▶ [Material for this task]:
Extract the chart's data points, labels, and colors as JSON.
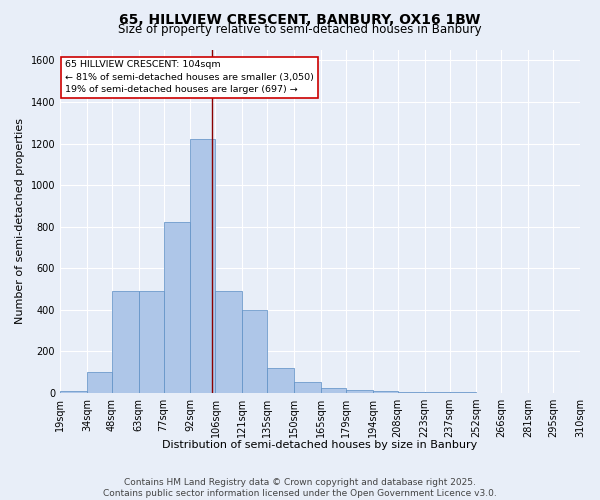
{
  "title1": "65, HILLVIEW CRESCENT, BANBURY, OX16 1BW",
  "title2": "Size of property relative to semi-detached houses in Banbury",
  "xlabel": "Distribution of semi-detached houses by size in Banbury",
  "ylabel": "Number of semi-detached properties",
  "bin_edges": [
    19,
    34,
    48,
    63,
    77,
    92,
    106,
    121,
    135,
    150,
    165,
    179,
    194,
    208,
    223,
    237,
    252,
    266,
    281,
    295,
    310
  ],
  "bar_heights": [
    10,
    100,
    490,
    490,
    820,
    1220,
    490,
    400,
    120,
    50,
    25,
    15,
    10,
    5,
    3,
    2,
    1,
    1,
    1,
    1
  ],
  "bin_labels": [
    "19sqm",
    "34sqm",
    "48sqm",
    "63sqm",
    "77sqm",
    "92sqm",
    "106sqm",
    "121sqm",
    "135sqm",
    "150sqm",
    "165sqm",
    "179sqm",
    "194sqm",
    "208sqm",
    "223sqm",
    "237sqm",
    "252sqm",
    "266sqm",
    "281sqm",
    "295sqm",
    "310sqm"
  ],
  "bar_color": "#aec6e8",
  "bar_edge_color": "#5b8ec4",
  "vline_x": 104,
  "vline_color": "#8b0000",
  "ylim": [
    0,
    1650
  ],
  "yticks": [
    0,
    200,
    400,
    600,
    800,
    1000,
    1200,
    1400,
    1600
  ],
  "annotation_title": "65 HILLVIEW CRESCENT: 104sqm",
  "annotation_line1": "← 81% of semi-detached houses are smaller (3,050)",
  "annotation_line2": "19% of semi-detached houses are larger (697) →",
  "annotation_box_color": "#ffffff",
  "annotation_box_edge": "#cc0000",
  "footnote1": "Contains HM Land Registry data © Crown copyright and database right 2025.",
  "footnote2": "Contains public sector information licensed under the Open Government Licence v3.0.",
  "bg_color": "#e8eef8",
  "grid_color": "#ffffff",
  "title1_fontsize": 10,
  "title2_fontsize": 8.5,
  "axis_label_fontsize": 8,
  "tick_fontsize": 7,
  "footnote_fontsize": 6.5,
  "annotation_fontsize": 6.8
}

▶ [Required work]:
Count the lines above in which the word "ffffff" appears, then state only that count.

▶ [Solution to this exercise]:
2